WORK TO BE COMPLETED »
Retype the material word for word.

● ● ● ●

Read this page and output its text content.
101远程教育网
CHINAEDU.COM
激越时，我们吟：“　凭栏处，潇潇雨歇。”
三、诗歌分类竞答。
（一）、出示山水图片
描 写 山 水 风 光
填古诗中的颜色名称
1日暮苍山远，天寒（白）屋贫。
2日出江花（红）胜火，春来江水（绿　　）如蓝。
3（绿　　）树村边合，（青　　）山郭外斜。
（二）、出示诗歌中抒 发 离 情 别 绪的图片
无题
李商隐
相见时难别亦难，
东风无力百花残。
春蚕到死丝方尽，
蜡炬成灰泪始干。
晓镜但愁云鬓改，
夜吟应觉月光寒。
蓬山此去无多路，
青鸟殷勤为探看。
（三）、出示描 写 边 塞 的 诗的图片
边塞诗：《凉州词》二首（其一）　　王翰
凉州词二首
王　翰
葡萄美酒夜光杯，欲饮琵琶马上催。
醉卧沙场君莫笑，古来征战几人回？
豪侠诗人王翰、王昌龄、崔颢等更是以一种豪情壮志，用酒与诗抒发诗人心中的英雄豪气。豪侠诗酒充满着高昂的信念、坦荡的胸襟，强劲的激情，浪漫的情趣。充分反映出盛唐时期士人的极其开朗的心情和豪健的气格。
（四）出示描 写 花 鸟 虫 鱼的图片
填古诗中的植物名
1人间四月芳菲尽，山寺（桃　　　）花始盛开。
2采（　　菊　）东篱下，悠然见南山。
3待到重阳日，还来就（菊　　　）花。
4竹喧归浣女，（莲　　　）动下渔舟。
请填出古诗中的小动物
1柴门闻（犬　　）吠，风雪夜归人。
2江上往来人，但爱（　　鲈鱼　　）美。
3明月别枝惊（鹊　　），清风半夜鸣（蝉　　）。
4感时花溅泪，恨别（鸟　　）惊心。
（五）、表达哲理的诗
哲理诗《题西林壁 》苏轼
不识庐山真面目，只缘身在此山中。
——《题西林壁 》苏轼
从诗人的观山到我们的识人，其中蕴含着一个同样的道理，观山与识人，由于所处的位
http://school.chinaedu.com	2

● ● ● ●

OUTPUT OF THE EXERCISE »
Read this page and output its text content.
101远程教育网
CHINAEDU.COM
激越时，我们吟：“　凭栏处，潇潇雨歇。”
三、诗歌分类竞答。
（一）、出示山水图片
描 写 山 水 风 光
填古诗中的颜色名称
1日暮苍山远，天寒（白）屋贫。
2日出江花（红）胜火，春来江水（绿　　）如蓝。
3（绿　　）树村边合，（青　　）山郭外斜。
（二）、出示诗歌中抒 发 离 情 别 绪的图片
无题
李商隐
相见时难别亦难，
东风无力百花残。
春蚕到死丝方尽，
蜡炬成灰泪始干。
晓镜但愁云鬓改，
夜吟应觉月光寒。
蓬山此去无多路，
青鸟殷勤为探看。
（三）、出示描 写 边 塞 的 诗的图片
边塞诗：《凉州词》二首（其一）　　王翰
凉州词二首
王　翰
葡萄美酒夜光杯，欲饮琵琶马上催。
醉卧沙场君莫笑，古来征战几人回？
豪侠诗人王翰、王昌龄、崔颢等更是以一种豪情壮志，用酒与诗抒发诗人心中的英雄豪气。豪侠诗酒充满着高昂的信念、坦荡的胸襟，强劲的激情，浪漫的情趣。充分反映出盛唐时期士人的极其开朗的心情和豪健的气格。
（四）出示描 写 花 鸟 虫 鱼的图片
填古诗中的植物名
1人间四月芳菲尽，山寺（桃　　　）花始盛开。
2采（　　菊　）东篱下，悠然见南山。
3待到重阳日，还来就（菊　　　）花。
4竹喧归浣女，（莲　　　）动下渔舟。
请填出古诗中的小动物
1柴门闻（犬　　）吠，风雪夜归人。
2江上往来人，但爱（　　鲈鱼　　）美。
3明月别枝惊（鹊　　），清风半夜鸣（蝉　　）。
4感时花溅泪，恨别（鸟　　）惊心。
（五）、表达哲理的诗
哲理诗《题西林壁 》苏轼
不识庐山真面目，只缘身在此山中。
——《题西林壁 》苏轼
从诗人的观山到我们的识人，其中蕴含着一个同样的道理，观山与识人，由于所处的位
http://school.chinaedu.com	2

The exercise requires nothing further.